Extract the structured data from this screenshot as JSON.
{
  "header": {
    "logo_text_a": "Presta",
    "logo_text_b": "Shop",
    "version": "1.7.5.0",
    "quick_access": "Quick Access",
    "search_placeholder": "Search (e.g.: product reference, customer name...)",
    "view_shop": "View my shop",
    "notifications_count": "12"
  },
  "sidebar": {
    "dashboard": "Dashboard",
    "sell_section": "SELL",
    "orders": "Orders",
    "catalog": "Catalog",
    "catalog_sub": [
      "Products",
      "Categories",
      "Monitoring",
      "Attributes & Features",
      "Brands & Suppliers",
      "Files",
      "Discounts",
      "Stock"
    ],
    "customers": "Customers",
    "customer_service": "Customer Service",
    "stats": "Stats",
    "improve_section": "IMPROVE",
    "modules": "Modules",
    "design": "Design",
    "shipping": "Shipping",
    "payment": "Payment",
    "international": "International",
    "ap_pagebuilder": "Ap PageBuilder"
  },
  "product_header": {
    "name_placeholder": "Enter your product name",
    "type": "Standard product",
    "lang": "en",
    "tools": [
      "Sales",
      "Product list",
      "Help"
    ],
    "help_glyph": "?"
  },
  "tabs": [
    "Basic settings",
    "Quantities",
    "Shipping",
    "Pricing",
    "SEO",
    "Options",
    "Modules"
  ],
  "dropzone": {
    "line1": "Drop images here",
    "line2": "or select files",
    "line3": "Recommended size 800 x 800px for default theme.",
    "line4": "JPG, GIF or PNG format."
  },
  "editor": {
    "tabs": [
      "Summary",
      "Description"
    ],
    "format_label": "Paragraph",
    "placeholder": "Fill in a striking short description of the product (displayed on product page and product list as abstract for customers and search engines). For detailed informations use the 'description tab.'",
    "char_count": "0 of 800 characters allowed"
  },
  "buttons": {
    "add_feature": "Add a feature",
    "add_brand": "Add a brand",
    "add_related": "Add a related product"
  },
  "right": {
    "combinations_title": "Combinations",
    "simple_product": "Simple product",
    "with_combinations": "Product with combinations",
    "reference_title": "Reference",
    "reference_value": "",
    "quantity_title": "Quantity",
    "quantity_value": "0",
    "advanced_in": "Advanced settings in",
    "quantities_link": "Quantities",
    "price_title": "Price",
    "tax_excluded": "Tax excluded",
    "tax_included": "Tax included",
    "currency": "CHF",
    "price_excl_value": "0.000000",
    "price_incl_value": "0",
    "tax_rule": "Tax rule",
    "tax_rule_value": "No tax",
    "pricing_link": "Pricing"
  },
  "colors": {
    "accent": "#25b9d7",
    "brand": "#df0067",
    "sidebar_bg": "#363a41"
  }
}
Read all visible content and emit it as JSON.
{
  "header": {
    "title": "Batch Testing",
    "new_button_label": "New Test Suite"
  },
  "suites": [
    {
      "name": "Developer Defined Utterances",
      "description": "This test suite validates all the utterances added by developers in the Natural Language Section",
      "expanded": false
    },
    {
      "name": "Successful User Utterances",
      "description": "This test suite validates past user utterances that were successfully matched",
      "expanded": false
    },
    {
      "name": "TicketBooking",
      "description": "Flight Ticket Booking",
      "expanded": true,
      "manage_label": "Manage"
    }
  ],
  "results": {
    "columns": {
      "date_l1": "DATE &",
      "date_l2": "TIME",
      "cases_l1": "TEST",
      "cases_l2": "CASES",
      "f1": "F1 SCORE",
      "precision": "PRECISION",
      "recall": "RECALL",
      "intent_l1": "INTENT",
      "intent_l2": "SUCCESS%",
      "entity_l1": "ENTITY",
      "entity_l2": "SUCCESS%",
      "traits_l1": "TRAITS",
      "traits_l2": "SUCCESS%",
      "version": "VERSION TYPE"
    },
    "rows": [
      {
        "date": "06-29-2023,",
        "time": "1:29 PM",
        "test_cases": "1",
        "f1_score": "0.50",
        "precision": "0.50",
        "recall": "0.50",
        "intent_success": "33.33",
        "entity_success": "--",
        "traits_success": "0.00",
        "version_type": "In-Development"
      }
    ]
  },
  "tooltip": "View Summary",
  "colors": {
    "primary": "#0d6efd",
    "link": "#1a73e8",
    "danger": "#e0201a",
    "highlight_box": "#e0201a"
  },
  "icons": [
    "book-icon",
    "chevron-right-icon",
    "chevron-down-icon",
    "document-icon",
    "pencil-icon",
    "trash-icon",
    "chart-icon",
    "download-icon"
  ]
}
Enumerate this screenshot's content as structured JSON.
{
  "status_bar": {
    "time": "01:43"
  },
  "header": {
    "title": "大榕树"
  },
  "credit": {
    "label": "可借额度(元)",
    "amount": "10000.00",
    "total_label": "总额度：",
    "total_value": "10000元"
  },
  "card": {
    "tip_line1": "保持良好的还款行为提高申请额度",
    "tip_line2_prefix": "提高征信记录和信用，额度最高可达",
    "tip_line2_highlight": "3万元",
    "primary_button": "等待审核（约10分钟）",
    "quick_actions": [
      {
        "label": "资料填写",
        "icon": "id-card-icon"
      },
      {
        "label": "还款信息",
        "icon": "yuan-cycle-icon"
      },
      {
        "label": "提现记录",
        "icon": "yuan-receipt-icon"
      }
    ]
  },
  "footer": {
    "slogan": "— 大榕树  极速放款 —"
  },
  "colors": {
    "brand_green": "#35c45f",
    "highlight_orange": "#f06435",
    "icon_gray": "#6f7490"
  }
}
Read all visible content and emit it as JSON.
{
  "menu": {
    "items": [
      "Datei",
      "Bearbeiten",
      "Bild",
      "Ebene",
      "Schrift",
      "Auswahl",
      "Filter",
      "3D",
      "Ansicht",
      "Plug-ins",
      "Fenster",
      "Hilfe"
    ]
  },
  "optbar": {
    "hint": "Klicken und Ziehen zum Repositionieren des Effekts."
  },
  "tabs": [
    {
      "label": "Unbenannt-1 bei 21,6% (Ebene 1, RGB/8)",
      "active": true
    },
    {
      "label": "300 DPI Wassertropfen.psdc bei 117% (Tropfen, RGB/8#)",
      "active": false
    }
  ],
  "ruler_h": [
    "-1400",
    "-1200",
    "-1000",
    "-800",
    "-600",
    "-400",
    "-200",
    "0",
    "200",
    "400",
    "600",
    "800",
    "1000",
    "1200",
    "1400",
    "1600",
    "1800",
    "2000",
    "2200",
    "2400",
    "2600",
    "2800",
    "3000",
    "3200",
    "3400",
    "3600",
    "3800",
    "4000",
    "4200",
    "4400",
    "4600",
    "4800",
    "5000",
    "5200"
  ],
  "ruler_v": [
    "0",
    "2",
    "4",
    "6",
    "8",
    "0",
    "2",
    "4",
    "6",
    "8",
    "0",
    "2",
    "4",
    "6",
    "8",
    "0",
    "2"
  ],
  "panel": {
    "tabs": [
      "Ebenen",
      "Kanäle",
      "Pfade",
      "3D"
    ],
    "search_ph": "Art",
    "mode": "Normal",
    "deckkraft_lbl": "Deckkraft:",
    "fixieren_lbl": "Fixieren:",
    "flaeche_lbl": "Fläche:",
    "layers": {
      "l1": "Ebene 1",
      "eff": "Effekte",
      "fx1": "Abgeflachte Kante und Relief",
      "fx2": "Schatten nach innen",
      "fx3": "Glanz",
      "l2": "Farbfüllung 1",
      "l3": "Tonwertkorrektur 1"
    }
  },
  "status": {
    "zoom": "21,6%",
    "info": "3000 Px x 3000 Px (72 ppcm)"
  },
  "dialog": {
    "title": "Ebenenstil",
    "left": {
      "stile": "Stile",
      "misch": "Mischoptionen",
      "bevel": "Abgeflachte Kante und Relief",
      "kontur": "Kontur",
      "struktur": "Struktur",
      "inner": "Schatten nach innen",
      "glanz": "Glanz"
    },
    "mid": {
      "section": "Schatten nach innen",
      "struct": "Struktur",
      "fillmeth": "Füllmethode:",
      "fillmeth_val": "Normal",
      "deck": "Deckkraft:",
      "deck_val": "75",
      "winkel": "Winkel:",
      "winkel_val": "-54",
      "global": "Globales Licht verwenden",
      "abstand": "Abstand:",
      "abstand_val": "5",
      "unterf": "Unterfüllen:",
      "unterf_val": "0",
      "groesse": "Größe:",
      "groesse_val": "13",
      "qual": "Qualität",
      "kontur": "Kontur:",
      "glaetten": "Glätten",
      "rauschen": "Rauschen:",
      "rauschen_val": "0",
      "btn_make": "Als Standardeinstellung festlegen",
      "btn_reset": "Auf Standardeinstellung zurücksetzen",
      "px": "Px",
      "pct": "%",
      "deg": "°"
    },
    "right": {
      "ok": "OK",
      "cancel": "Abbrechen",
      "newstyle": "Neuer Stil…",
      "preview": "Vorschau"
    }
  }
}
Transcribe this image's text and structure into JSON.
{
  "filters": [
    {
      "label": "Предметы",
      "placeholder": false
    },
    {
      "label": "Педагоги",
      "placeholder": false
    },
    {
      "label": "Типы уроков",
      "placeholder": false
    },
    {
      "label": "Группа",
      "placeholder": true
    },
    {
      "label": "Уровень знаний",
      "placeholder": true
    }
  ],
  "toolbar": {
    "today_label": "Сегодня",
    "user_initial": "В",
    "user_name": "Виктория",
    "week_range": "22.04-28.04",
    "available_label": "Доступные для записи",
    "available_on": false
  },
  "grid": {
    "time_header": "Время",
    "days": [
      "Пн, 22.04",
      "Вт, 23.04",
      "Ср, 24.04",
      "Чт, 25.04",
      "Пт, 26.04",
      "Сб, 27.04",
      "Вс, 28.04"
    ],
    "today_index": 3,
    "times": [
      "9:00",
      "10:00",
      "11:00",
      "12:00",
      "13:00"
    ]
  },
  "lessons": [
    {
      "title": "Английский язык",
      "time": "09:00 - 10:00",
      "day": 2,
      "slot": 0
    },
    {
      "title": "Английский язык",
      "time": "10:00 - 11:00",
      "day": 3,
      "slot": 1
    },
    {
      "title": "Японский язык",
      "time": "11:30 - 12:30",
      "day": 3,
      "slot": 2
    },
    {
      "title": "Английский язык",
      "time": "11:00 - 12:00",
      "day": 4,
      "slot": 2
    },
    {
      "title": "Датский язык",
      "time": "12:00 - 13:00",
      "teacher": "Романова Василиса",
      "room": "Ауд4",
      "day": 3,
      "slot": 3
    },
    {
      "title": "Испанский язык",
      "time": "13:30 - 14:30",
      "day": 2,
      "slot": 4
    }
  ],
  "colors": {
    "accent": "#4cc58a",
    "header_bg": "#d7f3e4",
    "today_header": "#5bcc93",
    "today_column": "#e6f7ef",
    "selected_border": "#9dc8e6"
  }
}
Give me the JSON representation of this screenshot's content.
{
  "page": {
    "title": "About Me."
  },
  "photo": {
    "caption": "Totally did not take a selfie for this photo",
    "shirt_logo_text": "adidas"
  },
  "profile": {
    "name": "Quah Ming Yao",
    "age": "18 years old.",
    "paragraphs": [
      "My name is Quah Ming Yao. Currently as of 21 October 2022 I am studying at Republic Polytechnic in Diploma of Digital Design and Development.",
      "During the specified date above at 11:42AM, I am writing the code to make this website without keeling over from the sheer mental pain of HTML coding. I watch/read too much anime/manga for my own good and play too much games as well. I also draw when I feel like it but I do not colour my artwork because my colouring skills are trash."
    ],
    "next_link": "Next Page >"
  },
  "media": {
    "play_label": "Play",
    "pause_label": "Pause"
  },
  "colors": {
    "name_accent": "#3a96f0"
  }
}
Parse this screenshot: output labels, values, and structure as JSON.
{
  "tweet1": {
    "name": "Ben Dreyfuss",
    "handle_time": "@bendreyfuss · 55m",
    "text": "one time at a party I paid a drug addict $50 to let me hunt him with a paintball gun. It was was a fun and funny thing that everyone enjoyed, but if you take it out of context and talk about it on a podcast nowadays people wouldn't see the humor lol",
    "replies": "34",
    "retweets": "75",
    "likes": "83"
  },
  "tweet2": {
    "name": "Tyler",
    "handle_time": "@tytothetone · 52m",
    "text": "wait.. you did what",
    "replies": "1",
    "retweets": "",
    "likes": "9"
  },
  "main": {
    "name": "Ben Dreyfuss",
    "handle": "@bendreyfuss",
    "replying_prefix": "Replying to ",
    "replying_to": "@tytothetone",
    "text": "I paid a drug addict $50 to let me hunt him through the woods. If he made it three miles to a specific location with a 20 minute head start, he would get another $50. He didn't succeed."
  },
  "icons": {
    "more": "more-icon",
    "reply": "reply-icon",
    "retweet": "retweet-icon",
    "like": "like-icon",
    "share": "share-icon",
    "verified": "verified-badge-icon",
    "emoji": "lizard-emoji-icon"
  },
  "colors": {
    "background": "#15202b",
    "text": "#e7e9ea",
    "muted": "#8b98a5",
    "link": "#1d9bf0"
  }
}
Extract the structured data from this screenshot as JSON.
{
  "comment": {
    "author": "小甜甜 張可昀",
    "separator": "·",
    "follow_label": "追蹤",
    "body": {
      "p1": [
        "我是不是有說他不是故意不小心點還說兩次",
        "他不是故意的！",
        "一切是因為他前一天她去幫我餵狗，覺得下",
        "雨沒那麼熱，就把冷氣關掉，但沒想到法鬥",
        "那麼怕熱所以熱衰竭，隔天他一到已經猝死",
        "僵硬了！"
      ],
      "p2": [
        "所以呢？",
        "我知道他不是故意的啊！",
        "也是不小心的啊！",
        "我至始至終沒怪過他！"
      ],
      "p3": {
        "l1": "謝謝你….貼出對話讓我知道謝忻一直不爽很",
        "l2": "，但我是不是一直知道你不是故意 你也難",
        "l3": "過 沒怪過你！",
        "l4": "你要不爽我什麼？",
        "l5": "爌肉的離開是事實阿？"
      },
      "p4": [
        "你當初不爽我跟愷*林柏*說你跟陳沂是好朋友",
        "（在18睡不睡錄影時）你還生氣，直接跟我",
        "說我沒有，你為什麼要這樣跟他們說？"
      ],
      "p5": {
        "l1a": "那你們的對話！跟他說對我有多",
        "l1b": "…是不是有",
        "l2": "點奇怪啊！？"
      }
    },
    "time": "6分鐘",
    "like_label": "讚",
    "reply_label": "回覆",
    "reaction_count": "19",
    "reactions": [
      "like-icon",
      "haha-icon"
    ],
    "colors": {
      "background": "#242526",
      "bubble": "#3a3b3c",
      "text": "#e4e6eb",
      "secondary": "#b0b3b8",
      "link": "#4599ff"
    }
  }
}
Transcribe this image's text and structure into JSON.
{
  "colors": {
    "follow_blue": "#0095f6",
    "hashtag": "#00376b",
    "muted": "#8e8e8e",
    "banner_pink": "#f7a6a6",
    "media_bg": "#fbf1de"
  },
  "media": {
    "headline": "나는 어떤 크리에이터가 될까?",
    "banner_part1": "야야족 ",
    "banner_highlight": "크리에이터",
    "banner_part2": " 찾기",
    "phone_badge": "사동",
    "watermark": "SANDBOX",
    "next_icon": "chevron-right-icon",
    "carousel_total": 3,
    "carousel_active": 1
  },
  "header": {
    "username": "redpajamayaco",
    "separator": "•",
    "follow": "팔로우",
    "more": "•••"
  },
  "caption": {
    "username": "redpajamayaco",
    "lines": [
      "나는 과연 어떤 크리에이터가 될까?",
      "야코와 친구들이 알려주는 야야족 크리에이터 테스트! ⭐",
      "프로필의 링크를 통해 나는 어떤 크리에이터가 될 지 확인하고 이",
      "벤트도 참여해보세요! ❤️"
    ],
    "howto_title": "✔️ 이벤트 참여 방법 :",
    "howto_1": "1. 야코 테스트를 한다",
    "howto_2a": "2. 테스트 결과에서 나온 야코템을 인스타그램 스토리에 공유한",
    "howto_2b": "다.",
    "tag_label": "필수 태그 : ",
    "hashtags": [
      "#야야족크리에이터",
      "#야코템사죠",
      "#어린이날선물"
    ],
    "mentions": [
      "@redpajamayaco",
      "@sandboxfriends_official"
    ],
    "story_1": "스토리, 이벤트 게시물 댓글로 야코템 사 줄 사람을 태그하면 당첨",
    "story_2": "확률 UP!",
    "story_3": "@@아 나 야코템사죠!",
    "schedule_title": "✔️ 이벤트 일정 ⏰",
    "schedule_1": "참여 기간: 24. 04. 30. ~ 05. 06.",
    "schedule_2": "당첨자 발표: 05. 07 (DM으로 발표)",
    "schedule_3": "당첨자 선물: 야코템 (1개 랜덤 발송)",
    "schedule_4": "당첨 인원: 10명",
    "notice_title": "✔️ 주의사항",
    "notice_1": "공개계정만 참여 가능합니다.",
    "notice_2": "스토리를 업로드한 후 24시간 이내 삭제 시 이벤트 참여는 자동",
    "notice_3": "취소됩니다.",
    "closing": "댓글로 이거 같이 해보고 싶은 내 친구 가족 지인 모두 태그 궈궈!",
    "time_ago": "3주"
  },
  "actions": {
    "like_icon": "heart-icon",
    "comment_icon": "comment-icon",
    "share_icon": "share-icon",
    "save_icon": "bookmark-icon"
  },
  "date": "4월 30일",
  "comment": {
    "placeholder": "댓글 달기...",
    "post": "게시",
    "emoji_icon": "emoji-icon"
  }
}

__INSTRUCTIONS FOR THE TASK__. Show every line from the entries above in which the word "Schatten" appears.

__CORRECT ANSWER__.
      "fx2": "Schatten nach innen",
      "inner": "Schatten nach innen",
      "section": "Schatten nach innen",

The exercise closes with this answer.